## Begin

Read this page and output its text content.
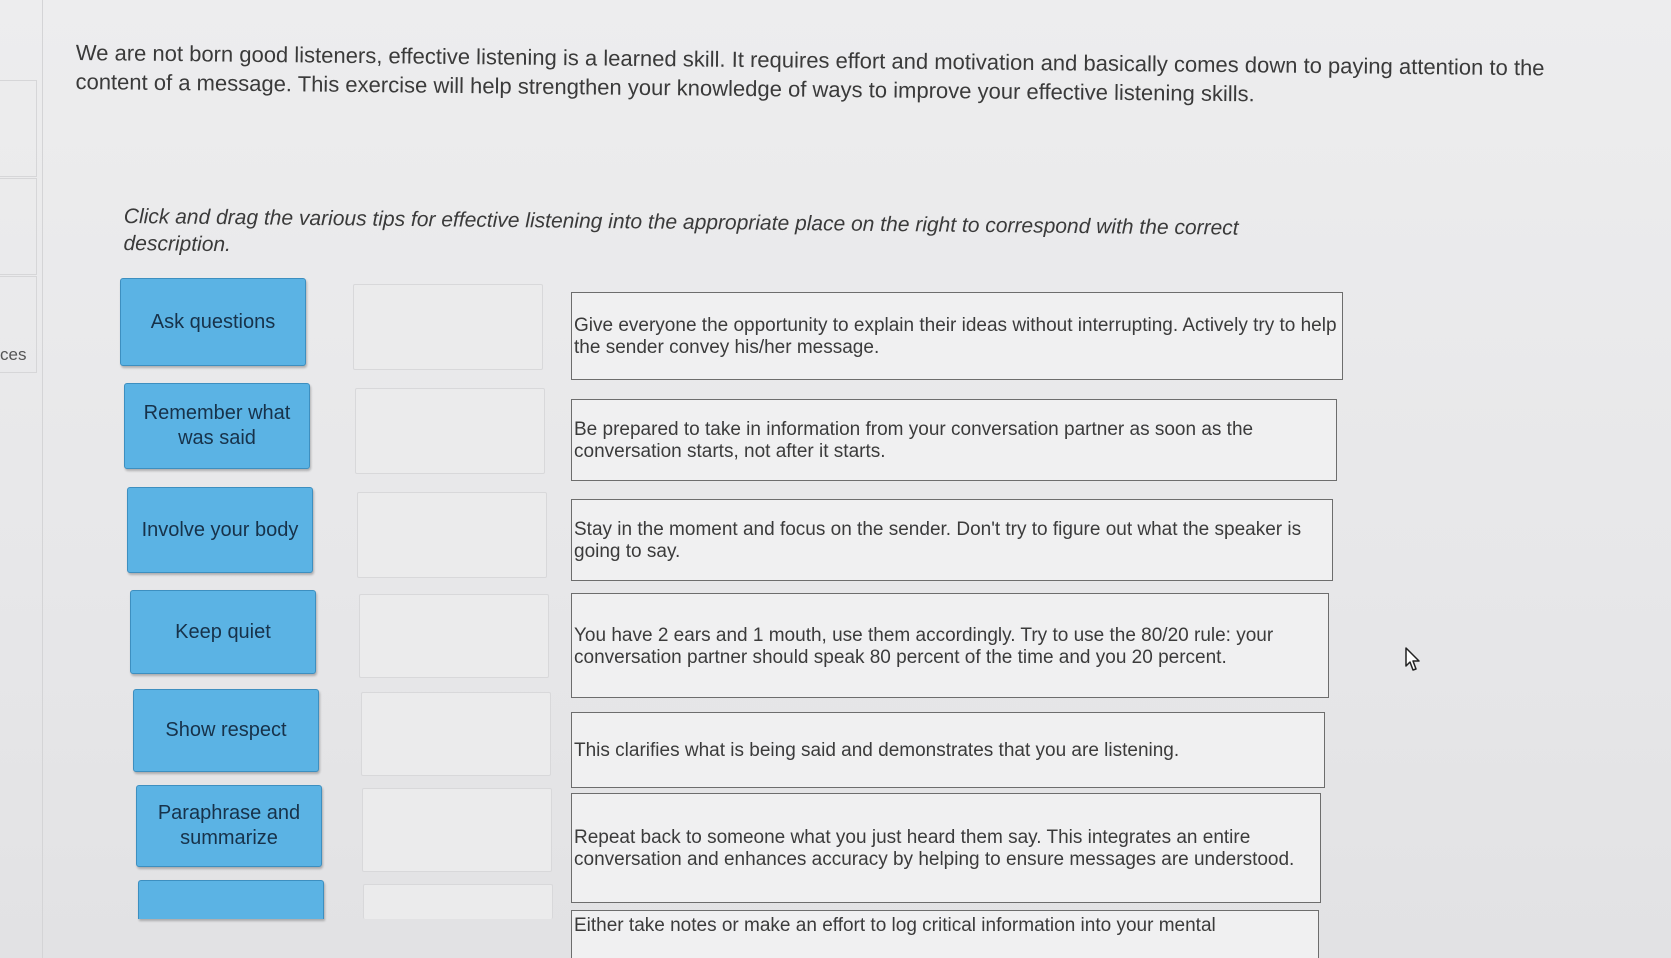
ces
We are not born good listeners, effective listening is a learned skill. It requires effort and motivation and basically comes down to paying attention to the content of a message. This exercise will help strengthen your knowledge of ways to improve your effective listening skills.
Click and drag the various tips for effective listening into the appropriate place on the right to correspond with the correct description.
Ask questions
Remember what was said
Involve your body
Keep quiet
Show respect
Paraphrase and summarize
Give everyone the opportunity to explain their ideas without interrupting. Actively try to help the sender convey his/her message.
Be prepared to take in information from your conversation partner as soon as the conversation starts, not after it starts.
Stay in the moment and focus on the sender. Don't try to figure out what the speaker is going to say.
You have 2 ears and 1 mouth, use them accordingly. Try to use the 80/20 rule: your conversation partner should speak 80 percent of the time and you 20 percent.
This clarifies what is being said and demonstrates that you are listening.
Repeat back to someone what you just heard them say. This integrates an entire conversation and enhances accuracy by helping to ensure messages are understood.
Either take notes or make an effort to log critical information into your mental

## End

**Work required:**
Write out the material above again, word for word, minus its pictures.

**Answer below:**
Read this page and output its text content.
ces
We are not born good listeners, effective listening is a learned skill. It requires effort and motivation and basically comes down to paying attention to the content of a message. This exercise will help strengthen your knowledge of ways to improve your effective listening skills.
Click and drag the various tips for effective listening into the appropriate place on the right to correspond with the correct description.
Ask questions
Remember what was said
Involve your body
Keep quiet
Show respect
Paraphrase and summarize
Give everyone the opportunity to explain their ideas without interrupting. Actively try to help the sender convey his/her message.
Be prepared to take in information from your conversation partner as soon as the conversation starts, not after it starts.
Stay in the moment and focus on the sender. Don't try to figure out what the speaker is going to say.
You have 2 ears and 1 mouth, use them accordingly. Try to use the 80/20 rule: your conversation partner should speak 80 percent of the time and you 20 percent.
This clarifies what is being said and demonstrates that you are listening.
Repeat back to someone what you just heard them say. This integrates an entire conversation and enhances accuracy by helping to ensure messages are understood.
Either take notes or make an effort to log critical information into your mental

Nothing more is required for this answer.